• [DATA EXTRACT]:

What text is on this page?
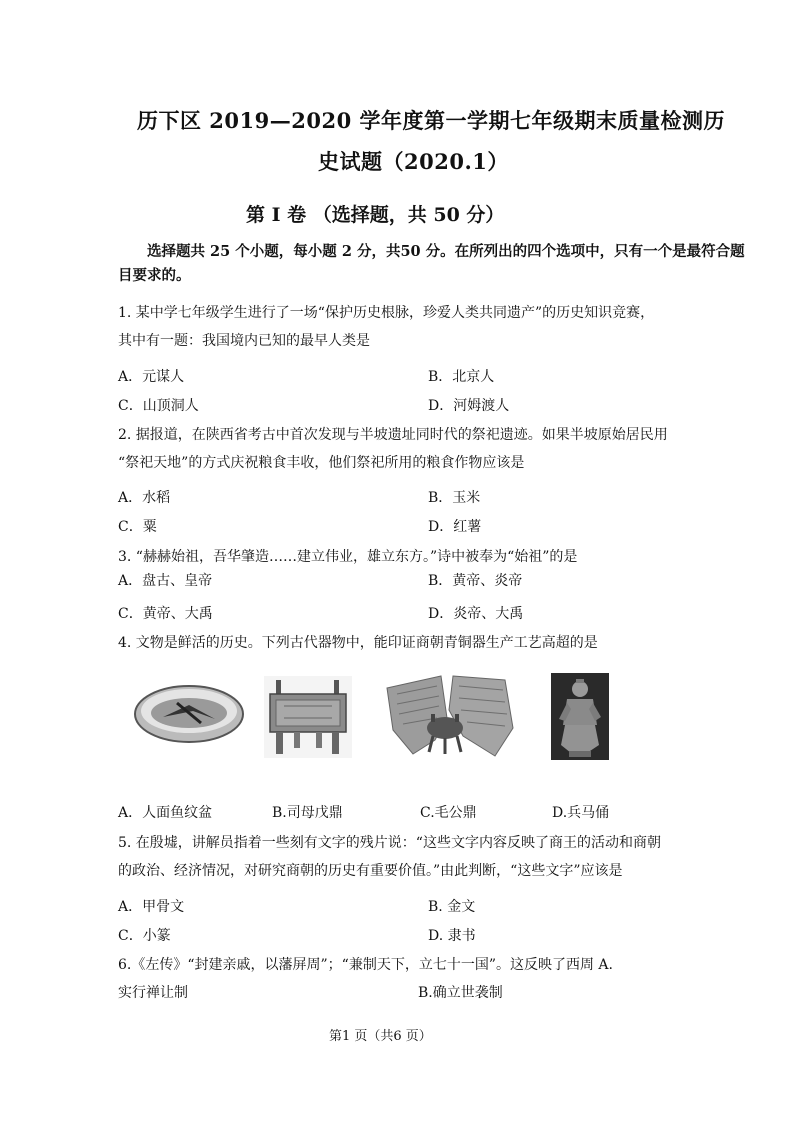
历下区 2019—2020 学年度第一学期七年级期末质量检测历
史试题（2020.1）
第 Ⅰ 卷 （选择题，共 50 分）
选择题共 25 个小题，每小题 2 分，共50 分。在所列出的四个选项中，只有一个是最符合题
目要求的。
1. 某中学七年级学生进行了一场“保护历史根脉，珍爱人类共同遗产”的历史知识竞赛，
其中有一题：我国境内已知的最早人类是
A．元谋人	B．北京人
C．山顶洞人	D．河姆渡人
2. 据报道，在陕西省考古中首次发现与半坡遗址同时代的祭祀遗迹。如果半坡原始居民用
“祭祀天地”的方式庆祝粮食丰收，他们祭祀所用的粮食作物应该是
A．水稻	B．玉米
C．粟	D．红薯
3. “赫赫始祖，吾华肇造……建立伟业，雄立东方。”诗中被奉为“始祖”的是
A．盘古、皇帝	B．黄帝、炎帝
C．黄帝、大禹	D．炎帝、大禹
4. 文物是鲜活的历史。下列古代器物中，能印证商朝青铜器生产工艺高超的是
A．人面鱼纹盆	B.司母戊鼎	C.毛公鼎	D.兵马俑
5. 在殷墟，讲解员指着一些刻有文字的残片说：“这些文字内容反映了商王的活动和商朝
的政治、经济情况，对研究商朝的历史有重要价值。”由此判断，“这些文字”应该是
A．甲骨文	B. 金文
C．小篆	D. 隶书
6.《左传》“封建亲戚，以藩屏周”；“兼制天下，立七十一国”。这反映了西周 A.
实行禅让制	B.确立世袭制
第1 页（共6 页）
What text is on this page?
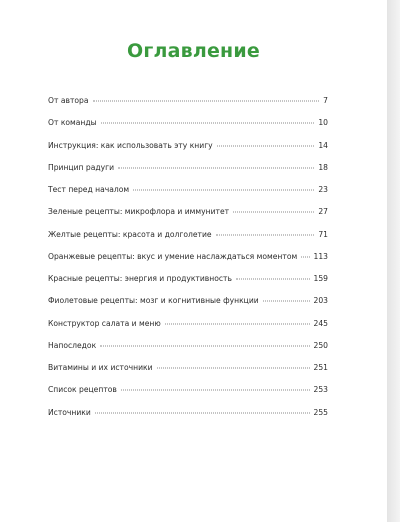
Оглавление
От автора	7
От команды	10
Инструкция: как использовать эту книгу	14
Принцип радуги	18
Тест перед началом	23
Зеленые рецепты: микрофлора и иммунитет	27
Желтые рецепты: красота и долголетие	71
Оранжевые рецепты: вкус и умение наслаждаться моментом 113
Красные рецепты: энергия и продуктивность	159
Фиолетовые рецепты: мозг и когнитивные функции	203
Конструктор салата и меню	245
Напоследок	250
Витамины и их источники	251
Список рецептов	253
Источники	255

• [TO DO]: Set down the material above as is, without any pictures.

• [FINISHED EXERCISE]:
What text is on this page?
历下区 2019—2020 学年度第一学期七年级期末质量检测历
史试题（2020.1）
第 Ⅰ 卷 （选择题，共 50 分）
选择题共 25 个小题，每小题 2 分，共50 分。在所列出的四个选项中，只有一个是最符合题
目要求的。
1. 某中学七年级学生进行了一场“保护历史根脉，珍爱人类共同遗产”的历史知识竞赛，
其中有一题：我国境内已知的最早人类是
A．元谋人	B．北京人
C．山顶洞人	D．河姆渡人
2. 据报道，在陕西省考古中首次发现与半坡遗址同时代的祭祀遗迹。如果半坡原始居民用
“祭祀天地”的方式庆祝粮食丰收，他们祭祀所用的粮食作物应该是
A．水稻	B．玉米
C．粟	D．红薯
3. “赫赫始祖，吾华肇造……建立伟业，雄立东方。”诗中被奉为“始祖”的是
A．盘古、皇帝	B．黄帝、炎帝
C．黄帝、大禹	D．炎帝、大禹
4. 文物是鲜活的历史。下列古代器物中，能印证商朝青铜器生产工艺高超的是
A．人面鱼纹盆	B.司母戊鼎	C.毛公鼎	D.兵马俑
5. 在殷墟，讲解员指着一些刻有文字的残片说：“这些文字内容反映了商王的活动和商朝
的政治、经济情况，对研究商朝的历史有重要价值。”由此判断，“这些文字”应该是
A．甲骨文	B. 金文
C．小篆	D. 隶书
6.《左传》“封建亲戚，以藩屏周”；“兼制天下，立七十一国”。这反映了西周 A.
实行禅让制	B.确立世袭制
第1 页（共6 页）
What text is on this page?
Оглавление
От автора	7
От команды	10
Инструкция: как использовать эту книгу	14
Принцип радуги	18
Тест перед началом	23
Зеленые рецепты: микрофлора и иммунитет	27
Желтые рецепты: красота и долголетие	71
Оранжевые рецепты: вкус и умение наслаждаться моментом 113
Красные рецепты: энергия и продуктивность	159
Фиолетовые рецепты: мозг и когнитивные функции	203
Конструктор салата и меню	245
Напоследок	250
Витамины и их источники	251
Список рецептов	253
Источники	255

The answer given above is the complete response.